**Task item A**
Rewrite the paragraph of the parenting forum thread below that begins "I don't hover now that my kids are older" as a short bulleted list that keeps its main points.
**Task item B**
In the parenting forum thread below, according to Momma Aimee, how high was the slide, and how old was the child who knocked the son off it?

**Excerpted passage**
· · ·

Oh I've so BTDT IRL. I know moms who would never let their child watch an "in appropriate" tv show or eat certain junk foods etc. but who totally ignore it when their kid is pushing/shoving/whatever another kid or acting inappropriately for the situation (ie the church nursery).

I don't hover now that my kids are older and I'm confident of their physical skill so I let them do things that others might not but when they were young I did hover a bit. I feel like it really helped then learn social skills. I don't believe that kids learn social skills from other kids being mean to them.


----------



## Momma Aimee (Jul 8, 2003)

DH doesn't get the interaction with other kids thing "getting knocked down is part of being a child" --maaaybe but not being knocked off of a 5 foot high slide by a 8 year old.......

maybe when T is older and more able to fend for himself -- they can go do that stuff, we will see, or maybe DH will wake up -- my fear is DS is gonna have to get hurt worse than he has been.

If i die DH will move home and live in the town iwth my folks, and my dad and mom will take care of DS. and chances are good DS and the other kids will get hurt a lot more without me there.

I asm fine with scraped knees and bumps of childhood -- i am NOT ok with my sson being intentianlly injured by another child, or unintentioanlly injuded by a larger child cuz no one was there to stop it.

Sucks, but all DH (and all of us) have our limitations.......


----------



## marybethorama (Jun 9, 2005)

Quote:


Originally Posted by *lilyka* 
(they had a sleep over with kids who had poison ivy. my mom was beside herself. "aahhh what if they catch it?" well what if they do? then we will put calamine on it.

Sorry to stray OT here but does your mom realize that poison ivy is a PLANT. Of course it's not contagious!!!!!!


----------



## karina5 (Apr 15, 2006)

Quote:


Originally Posted by *Aimee21972* 
DH doesn't get the interaction with other kids thing "getting knocked down is part of being a child" --maaaybe but not being knocked off of a 5 foot high slide by a 8 year old.......

maybe when T is older and more able to fend for himself -- they can go do that stuff, we will see, or maybe DH will wake up -- my fear is DS is gonna have to get hurt worse than he has been.

If i die DH will move home and live in the town iwth my folks, and my dad and mom will take care of DS. and chances are good DS and the other kids will get hurt a lot more without me there.

I asm fine with scraped knees and bumps of childhood -- i am NOT ok with my sson being intentianlly injured by another child, or unintentioanlly injuded by a larger child cuz no one was there to stop it.

Sucks, but all DH (and all of us) have our limitations.......

Okay. Thanks for explaining.


----------



## Momma Aimee (Jul 8, 2003)

· · ·

**Extracted material**
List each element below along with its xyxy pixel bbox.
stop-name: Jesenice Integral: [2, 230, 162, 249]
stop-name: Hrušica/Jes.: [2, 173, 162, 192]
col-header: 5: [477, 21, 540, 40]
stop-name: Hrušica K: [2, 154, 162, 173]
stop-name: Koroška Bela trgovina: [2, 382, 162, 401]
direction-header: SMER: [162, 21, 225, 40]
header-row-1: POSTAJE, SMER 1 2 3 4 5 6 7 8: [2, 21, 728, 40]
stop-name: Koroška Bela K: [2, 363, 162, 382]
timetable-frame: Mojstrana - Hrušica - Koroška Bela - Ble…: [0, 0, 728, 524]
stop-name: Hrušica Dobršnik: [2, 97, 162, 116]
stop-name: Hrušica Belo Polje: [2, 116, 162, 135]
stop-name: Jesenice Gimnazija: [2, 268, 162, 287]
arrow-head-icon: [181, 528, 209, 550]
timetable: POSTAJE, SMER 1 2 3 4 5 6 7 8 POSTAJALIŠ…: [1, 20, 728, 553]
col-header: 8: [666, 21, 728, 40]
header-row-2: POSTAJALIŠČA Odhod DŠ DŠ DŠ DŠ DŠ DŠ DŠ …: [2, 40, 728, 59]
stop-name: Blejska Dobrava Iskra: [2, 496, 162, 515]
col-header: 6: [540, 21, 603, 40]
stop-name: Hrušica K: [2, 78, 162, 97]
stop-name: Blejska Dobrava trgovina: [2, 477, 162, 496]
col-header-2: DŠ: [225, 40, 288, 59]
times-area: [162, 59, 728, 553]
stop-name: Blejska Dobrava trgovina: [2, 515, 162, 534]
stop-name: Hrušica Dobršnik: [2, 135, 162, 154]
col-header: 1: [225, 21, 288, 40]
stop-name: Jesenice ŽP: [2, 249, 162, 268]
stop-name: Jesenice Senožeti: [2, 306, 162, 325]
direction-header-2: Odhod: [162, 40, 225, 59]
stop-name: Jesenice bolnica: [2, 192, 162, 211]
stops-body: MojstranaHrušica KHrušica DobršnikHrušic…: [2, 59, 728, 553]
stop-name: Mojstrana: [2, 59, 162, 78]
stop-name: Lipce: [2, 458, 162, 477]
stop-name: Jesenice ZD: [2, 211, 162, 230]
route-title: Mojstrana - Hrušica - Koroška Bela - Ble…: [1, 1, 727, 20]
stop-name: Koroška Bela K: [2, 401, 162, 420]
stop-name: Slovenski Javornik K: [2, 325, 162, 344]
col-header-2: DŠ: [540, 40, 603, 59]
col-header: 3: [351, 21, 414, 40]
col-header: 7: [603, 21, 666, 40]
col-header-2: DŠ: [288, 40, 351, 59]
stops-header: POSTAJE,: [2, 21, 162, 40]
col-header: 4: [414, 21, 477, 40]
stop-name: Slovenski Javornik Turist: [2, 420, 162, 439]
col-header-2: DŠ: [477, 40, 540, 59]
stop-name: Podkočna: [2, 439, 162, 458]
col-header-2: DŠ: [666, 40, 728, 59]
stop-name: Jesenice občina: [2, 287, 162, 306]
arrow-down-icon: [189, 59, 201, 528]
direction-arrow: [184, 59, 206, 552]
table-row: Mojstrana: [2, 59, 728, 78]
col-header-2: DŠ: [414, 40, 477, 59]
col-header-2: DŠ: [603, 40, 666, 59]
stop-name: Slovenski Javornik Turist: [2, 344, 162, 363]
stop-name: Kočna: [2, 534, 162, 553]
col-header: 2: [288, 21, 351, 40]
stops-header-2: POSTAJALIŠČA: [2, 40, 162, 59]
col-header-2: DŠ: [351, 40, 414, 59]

· · ·

**Exercise answer A**
- Now that the kids are older and physically skilled, there's no hovering, and they're allowed to do things others might not permit.
- When they were young, there was some hovering.
- That hovering seemed to help them learn social skills.
- Kids don't learn social skills from other kids being mean to them.

**Exercise answer B**
The slide was 5 feet high, and the child was 8 years old.